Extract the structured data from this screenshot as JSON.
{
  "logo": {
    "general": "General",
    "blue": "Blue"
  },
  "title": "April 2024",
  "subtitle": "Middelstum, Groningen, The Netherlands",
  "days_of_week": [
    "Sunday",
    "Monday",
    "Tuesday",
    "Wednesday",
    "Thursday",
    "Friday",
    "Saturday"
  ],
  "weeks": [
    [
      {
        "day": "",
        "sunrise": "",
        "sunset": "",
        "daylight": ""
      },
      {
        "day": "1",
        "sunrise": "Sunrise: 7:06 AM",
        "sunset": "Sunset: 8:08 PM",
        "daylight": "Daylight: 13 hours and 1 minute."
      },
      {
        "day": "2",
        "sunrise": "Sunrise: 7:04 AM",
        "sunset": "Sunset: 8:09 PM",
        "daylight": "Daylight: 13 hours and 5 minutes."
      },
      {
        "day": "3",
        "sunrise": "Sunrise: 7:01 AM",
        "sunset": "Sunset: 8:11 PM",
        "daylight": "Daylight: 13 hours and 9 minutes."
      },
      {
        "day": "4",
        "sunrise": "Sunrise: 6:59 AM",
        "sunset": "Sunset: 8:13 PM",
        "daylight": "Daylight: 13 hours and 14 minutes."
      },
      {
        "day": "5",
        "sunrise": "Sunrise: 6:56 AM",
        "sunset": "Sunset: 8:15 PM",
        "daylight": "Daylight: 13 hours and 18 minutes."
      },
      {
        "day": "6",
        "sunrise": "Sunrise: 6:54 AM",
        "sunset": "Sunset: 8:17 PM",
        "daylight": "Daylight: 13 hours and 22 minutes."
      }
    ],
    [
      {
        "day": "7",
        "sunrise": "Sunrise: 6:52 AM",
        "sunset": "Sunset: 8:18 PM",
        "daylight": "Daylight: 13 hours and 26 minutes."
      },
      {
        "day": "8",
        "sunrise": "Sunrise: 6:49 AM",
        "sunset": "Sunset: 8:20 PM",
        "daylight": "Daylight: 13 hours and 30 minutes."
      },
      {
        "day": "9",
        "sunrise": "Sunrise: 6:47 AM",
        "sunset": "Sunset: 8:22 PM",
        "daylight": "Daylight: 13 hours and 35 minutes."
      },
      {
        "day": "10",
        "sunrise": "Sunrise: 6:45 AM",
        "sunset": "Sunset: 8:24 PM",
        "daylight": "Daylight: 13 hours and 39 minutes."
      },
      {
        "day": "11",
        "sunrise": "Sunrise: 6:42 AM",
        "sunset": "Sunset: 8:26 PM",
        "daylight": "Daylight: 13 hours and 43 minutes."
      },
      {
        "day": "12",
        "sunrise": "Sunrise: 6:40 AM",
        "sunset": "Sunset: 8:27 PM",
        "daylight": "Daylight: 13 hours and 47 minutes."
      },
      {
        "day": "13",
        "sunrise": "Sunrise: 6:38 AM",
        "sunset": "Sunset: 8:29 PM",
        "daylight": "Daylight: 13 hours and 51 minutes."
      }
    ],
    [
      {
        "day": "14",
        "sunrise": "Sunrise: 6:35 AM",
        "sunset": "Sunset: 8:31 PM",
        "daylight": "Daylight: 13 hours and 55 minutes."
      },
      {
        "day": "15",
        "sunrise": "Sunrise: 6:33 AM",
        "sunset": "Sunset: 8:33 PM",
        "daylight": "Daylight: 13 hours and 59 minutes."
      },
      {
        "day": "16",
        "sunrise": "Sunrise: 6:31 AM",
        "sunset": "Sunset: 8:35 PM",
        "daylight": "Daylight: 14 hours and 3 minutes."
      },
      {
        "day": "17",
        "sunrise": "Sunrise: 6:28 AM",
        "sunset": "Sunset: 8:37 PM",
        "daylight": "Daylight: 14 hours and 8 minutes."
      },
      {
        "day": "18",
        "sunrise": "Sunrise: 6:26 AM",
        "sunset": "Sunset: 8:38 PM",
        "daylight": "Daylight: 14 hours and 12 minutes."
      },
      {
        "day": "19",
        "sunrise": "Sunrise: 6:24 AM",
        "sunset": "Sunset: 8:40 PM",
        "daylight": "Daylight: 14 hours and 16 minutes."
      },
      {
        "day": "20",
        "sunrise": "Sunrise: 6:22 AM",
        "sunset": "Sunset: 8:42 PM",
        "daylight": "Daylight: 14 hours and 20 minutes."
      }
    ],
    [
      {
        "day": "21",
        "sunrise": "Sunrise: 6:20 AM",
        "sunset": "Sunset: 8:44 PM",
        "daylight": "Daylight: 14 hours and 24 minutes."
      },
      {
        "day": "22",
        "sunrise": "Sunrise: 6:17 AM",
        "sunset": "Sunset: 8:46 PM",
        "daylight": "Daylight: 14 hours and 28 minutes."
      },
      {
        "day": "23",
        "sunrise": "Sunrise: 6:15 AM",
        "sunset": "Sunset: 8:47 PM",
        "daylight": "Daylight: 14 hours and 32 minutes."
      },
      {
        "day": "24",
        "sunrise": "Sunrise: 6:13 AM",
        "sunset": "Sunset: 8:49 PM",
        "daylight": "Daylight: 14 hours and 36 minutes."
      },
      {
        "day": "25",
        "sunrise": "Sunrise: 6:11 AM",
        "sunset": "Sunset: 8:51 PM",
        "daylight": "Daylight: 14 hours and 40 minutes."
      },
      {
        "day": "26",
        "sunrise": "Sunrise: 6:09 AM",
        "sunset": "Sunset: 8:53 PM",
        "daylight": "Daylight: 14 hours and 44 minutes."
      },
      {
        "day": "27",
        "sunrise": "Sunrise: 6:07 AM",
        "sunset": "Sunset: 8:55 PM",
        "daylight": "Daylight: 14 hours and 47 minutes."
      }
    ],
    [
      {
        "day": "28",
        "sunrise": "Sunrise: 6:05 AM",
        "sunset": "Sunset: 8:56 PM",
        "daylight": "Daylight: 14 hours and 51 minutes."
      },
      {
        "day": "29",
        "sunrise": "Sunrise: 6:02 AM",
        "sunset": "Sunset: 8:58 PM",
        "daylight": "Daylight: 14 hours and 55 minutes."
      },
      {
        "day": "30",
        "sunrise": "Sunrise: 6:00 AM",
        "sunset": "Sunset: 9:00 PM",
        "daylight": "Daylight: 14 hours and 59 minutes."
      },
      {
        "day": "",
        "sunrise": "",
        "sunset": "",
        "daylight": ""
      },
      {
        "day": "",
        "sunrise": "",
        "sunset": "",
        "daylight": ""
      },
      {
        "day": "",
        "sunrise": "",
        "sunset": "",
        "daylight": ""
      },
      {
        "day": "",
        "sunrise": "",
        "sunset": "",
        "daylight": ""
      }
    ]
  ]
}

## What is being asked
Above are the records; retype every one exactly.

## Result of the exercise
Extract the structured data from this screenshot as JSON.
{
  "logo": {
    "general": "General",
    "blue": "Blue"
  },
  "title": "April 2024",
  "subtitle": "Middelstum, Groningen, The Netherlands",
  "days_of_week": [
    "Sunday",
    "Monday",
    "Tuesday",
    "Wednesday",
    "Thursday",
    "Friday",
    "Saturday"
  ],
  "weeks": [
    [
      {
        "day": "",
        "sunrise": "",
        "sunset": "",
        "daylight": ""
      },
      {
        "day": "1",
        "sunrise": "Sunrise: 7:06 AM",
        "sunset": "Sunset: 8:08 PM",
        "daylight": "Daylight: 13 hours and 1 minute."
      },
      {
        "day": "2",
        "sunrise": "Sunrise: 7:04 AM",
        "sunset": "Sunset: 8:09 PM",
        "daylight": "Daylight: 13 hours and 5 minutes."
      },
      {
        "day": "3",
        "sunrise": "Sunrise: 7:01 AM",
        "sunset": "Sunset: 8:11 PM",
        "daylight": "Daylight: 13 hours and 9 minutes."
      },
      {
        "day": "4",
        "sunrise": "Sunrise: 6:59 AM",
        "sunset": "Sunset: 8:13 PM",
        "daylight": "Daylight: 13 hours and 14 minutes."
      },
      {
        "day": "5",
        "sunrise": "Sunrise: 6:56 AM",
        "sunset": "Sunset: 8:15 PM",
        "daylight": "Daylight: 13 hours and 18 minutes."
      },
      {
        "day": "6",
        "sunrise": "Sunrise: 6:54 AM",
        "sunset": "Sunset: 8:17 PM",
        "daylight": "Daylight: 13 hours and 22 minutes."
      }
    ],
    [
      {
        "day": "7",
        "sunrise": "Sunrise: 6:52 AM",
        "sunset": "Sunset: 8:18 PM",
        "daylight": "Daylight: 13 hours and 26 minutes."
      },
      {
        "day": "8",
        "sunrise": "Sunrise: 6:49 AM",
        "sunset": "Sunset: 8:20 PM",
        "daylight": "Daylight: 13 hours and 30 minutes."
      },
      {
        "day": "9",
        "sunrise": "Sunrise: 6:47 AM",
        "sunset": "Sunset: 8:22 PM",
        "daylight": "Daylight: 13 hours and 35 minutes."
      },
      {
        "day": "10",
        "sunrise": "Sunrise: 6:45 AM",
        "sunset": "Sunset: 8:24 PM",
        "daylight": "Daylight: 13 hours and 39 minutes."
      },
      {
        "day": "11",
        "sunrise": "Sunrise: 6:42 AM",
        "sunset": "Sunset: 8:26 PM",
        "daylight": "Daylight: 13 hours and 43 minutes."
      },
      {
        "day": "12",
        "sunrise": "Sunrise: 6:40 AM",
        "sunset": "Sunset: 8:27 PM",
        "daylight": "Daylight: 13 hours and 47 minutes."
      },
      {
        "day": "13",
        "sunrise": "Sunrise: 6:38 AM",
        "sunset": "Sunset: 8:29 PM",
        "daylight": "Daylight: 13 hours and 51 minutes."
      }
    ],
    [
      {
        "day": "14",
        "sunrise": "Sunrise: 6:35 AM",
        "sunset": "Sunset: 8:31 PM",
        "daylight": "Daylight: 13 hours and 55 minutes."
      },
      {
        "day": "15",
        "sunrise": "Sunrise: 6:33 AM",
        "sunset": "Sunset: 8:33 PM",
        "daylight": "Daylight: 13 hours and 59 minutes."
      },
      {
        "day": "16",
        "sunrise": "Sunrise: 6:31 AM",
        "sunset": "Sunset: 8:35 PM",
        "daylight": "Daylight: 14 hours and 3 minutes."
      },
      {
        "day": "17",
        "sunrise": "Sunrise: 6:28 AM",
        "sunset": "Sunset: 8:37 PM",
        "daylight": "Daylight: 14 hours and 8 minutes."
      },
      {
        "day": "18",
        "sunrise": "Sunrise: 6:26 AM",
        "sunset": "Sunset: 8:38 PM",
        "daylight": "Daylight: 14 hours and 12 minutes."
      },
      {
        "day": "19",
        "sunrise": "Sunrise: 6:24 AM",
        "sunset": "Sunset: 8:40 PM",
        "daylight": "Daylight: 14 hours and 16 minutes."
      },
      {
        "day": "20",
        "sunrise": "Sunrise: 6:22 AM",
        "sunset": "Sunset: 8:42 PM",
        "daylight": "Daylight: 14 hours and 20 minutes."
      }
    ],
    [
      {
        "day": "21",
        "sunrise": "Sunrise: 6:20 AM",
        "sunset": "Sunset: 8:44 PM",
        "daylight": "Daylight: 14 hours and 24 minutes."
      },
      {
        "day": "22",
        "sunrise": "Sunrise: 6:17 AM",
        "sunset": "Sunset: 8:46 PM",
        "daylight": "Daylight: 14 hours and 28 minutes."
      },
      {
        "day": "23",
        "sunrise": "Sunrise: 6:15 AM",
        "sunset": "Sunset: 8:47 PM",
        "daylight": "Daylight: 14 hours and 32 minutes."
      },
      {
        "day": "24",
        "sunrise": "Sunrise: 6:13 AM",
        "sunset": "Sunset: 8:49 PM",
        "daylight": "Daylight: 14 hours and 36 minutes."
      },
      {
        "day": "25",
        "sunrise": "Sunrise: 6:11 AM",
        "sunset": "Sunset: 8:51 PM",
        "daylight": "Daylight: 14 hours and 40 minutes."
      },
      {
        "day": "26",
        "sunrise": "Sunrise: 6:09 AM",
        "sunset": "Sunset: 8:53 PM",
        "daylight": "Daylight: 14 hours and 44 minutes."
      },
      {
        "day": "27",
        "sunrise": "Sunrise: 6:07 AM",
        "sunset": "Sunset: 8:55 PM",
        "daylight": "Daylight: 14 hours and 47 minutes."
      }
    ],
    [
      {
        "day": "28",
        "sunrise": "Sunrise: 6:05 AM",
        "sunset": "Sunset: 8:56 PM",
        "daylight": "Daylight: 14 hours and 51 minutes."
      },
      {
        "day": "29",
        "sunrise": "Sunrise: 6:02 AM",
        "sunset": "Sunset: 8:58 PM",
        "daylight": "Daylight: 14 hours and 55 minutes."
      },
      {
        "day": "30",
        "sunrise": "Sunrise: 6:00 AM",
        "sunset": "Sunset: 9:00 PM",
        "daylight": "Daylight: 14 hours and 59 minutes."
      },
      {
        "day": "",
        "sunrise": "",
        "sunset": "",
        "daylight": ""
      },
      {
        "day": "",
        "sunrise": "",
        "sunset": "",
        "daylight": ""
      },
      {
        "day": "",
        "sunrise": "",
        "sunset": "",
        "daylight": ""
      },
      {
        "day": "",
        "sunrise": "",
        "sunset": "",
        "daylight": ""
      }
    ]
  ]
}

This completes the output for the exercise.